From the opinion piece on Irish health reform below, extract the stretch from "Sláintecare will be" through "absence of vision." word for word.

::: Extract

Politicians cannot afford to sabotage health reforms

Sláintecare will be best driven by concerned Irish public, not by old-style managerialism

Taoiseach Leo Varadkar, Sláintecare’s Laura Magahy and  Dr Tom Keane, and Minister for Health Simon Harris: the people need to lead the politicians on health matters. Photograph:  Maxwellphotography.ie
Taoiseach Leo Varadkar, Sláintecare’s Laura Magahy and Dr Tom Keane, and Minister for Health Simon Harris: the people need to lead the politicians on health matters. Photograph: Maxwellphotography.ie

Many of the worst problems that exist in the Irish health system are a direct result of choices Irish political leaders have not made. Key decisions delayed, avoided or opposed due to political cowardice and an absence of vision.

::::::
::: Information supplied

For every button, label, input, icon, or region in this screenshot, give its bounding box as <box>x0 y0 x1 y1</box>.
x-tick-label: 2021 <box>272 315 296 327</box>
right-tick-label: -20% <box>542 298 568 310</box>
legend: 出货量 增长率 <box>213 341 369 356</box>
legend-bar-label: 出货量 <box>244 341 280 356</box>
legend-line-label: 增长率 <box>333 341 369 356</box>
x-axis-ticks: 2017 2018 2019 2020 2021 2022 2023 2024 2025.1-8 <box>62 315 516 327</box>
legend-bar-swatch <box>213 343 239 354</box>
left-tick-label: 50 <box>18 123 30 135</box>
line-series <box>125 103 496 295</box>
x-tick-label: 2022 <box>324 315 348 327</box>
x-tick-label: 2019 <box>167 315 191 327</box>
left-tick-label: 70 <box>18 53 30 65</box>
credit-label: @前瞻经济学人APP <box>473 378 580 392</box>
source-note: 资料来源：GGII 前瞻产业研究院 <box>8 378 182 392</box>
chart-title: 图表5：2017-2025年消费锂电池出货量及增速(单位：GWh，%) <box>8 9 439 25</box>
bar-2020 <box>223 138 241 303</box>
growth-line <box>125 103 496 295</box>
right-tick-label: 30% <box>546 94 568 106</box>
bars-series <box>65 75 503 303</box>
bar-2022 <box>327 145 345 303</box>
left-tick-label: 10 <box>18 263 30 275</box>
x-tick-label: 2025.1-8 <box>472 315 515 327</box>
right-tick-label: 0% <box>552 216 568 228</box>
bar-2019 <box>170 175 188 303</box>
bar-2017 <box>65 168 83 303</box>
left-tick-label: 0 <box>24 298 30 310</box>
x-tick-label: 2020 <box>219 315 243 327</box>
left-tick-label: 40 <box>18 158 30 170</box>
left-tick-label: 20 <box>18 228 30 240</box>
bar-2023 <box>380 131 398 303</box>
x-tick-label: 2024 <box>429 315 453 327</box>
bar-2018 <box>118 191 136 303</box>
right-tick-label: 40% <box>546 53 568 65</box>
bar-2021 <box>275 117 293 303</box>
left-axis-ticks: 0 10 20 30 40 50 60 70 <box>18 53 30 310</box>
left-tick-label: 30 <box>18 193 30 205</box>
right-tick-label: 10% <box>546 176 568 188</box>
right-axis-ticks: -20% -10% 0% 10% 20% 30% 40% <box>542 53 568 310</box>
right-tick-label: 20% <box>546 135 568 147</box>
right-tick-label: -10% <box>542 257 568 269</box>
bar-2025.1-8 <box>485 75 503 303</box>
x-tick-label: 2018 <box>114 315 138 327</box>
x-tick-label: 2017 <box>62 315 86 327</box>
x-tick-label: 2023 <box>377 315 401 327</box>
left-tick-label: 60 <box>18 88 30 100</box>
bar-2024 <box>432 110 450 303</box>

::::::

■ Answer space:
Sláintecare will be best driven by concerned Irish public, not by old-style managerialism

Taoiseach Leo Varadkar, Sláintecare’s Laura Magahy and  Dr Tom Keane, and Minister for Health Simon Harris: the people need to lead the politicians on health matters. Photograph:  Maxwellphotography.ie
Taoiseach Leo Varadkar, Sláintecare’s Laura Magahy and Dr Tom Keane, and Minister for Health Simon Harris: the people need to lead the politicians on health matters. Photograph: Maxwellphotography.ie

Many of the worst problems that exist in the Irish health system are a direct result of choices Irish political leaders have not made. Key decisions delayed, avoided or opposed due to political cowardice and an absence of vision.